>> Begin INFORMATION GIVEN

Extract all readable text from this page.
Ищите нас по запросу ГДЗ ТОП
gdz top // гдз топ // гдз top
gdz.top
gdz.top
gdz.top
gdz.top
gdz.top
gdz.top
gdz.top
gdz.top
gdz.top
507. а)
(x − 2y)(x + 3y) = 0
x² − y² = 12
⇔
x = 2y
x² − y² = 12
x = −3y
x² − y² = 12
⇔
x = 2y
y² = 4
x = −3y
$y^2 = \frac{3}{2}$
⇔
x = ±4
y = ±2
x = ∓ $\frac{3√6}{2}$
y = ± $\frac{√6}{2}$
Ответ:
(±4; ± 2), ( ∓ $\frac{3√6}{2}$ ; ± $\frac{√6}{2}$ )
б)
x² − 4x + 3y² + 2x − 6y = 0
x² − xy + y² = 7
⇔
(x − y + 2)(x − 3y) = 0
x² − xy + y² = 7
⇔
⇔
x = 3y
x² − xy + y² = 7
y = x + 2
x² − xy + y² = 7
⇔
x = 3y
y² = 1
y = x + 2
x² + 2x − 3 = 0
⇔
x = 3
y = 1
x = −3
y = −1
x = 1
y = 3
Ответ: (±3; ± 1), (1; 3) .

>> End INFORMATION GIVEN

WHAT IS NEEDED: Among the lines of the material, find those that hold the word "frac" and copy them.

PROBLEM SOLUTION:
$y^2 = \frac{3}{2}$
x = ∓ $\frac{3√6}{2}$
y = ± $\frac{√6}{2}$
(±4; ± 2), ( ∓ $\frac{3√6}{2}$ ; ± $\frac{√6}{2}$ )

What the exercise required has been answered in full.